Collected data
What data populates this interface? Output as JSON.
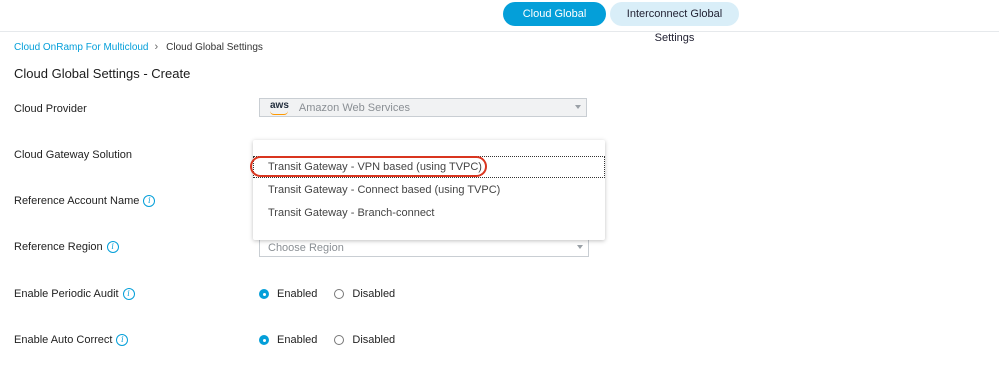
{
  "tabs": [
    {
      "label": "Cloud Global Settings",
      "active": true
    },
    {
      "label": "Interconnect Global Settings",
      "active": false
    }
  ],
  "breadcrumb": {
    "parent": "Cloud OnRamp For Multicloud",
    "current": "Cloud Global Settings"
  },
  "page_title": "Cloud Global Settings - Create",
  "fields": {
    "cloud_provider": {
      "label": "Cloud Provider",
      "logo_text": "aws",
      "value": "Amazon Web Services"
    },
    "cloud_gateway_solution": {
      "label": "Cloud Gateway Solution",
      "options": [
        "Transit Gateway - VPN based (using TVPC)",
        "Transit Gateway - Connect based (using TVPC)",
        "Transit Gateway - Branch-connect"
      ],
      "highlighted_option": "Transit Gateway - VPN based (using TVPC)"
    },
    "reference_account_name": {
      "label": "Reference Account Name"
    },
    "reference_region": {
      "label": "Reference Region",
      "placeholder": "Choose Region"
    },
    "enable_periodic_audit": {
      "label": "Enable Periodic Audit",
      "options": [
        "Enabled",
        "Disabled"
      ],
      "selected": "Enabled"
    },
    "enable_auto_correct": {
      "label": "Enable Auto Correct",
      "options": [
        "Enabled",
        "Disabled"
      ],
      "selected": "Enabled"
    }
  },
  "icons": {
    "info": "info-icon",
    "breadcrumb_separator": "chevron-right-icon",
    "dropdown_caret": "caret-down-icon"
  },
  "colors": {
    "accent": "#049fd9",
    "annotation": "#d9351f",
    "aws_orange": "#ff9900"
  }
}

- [Written task]: Show every line from the entries above in which the word "using" appears.

- [Response]:
        "Transit Gateway - VPN based (using TVPC)",
        "Transit Gateway - Connect based (using TVPC)",
      "highlighted_option": "Transit Gateway - VPN based (using TVPC)"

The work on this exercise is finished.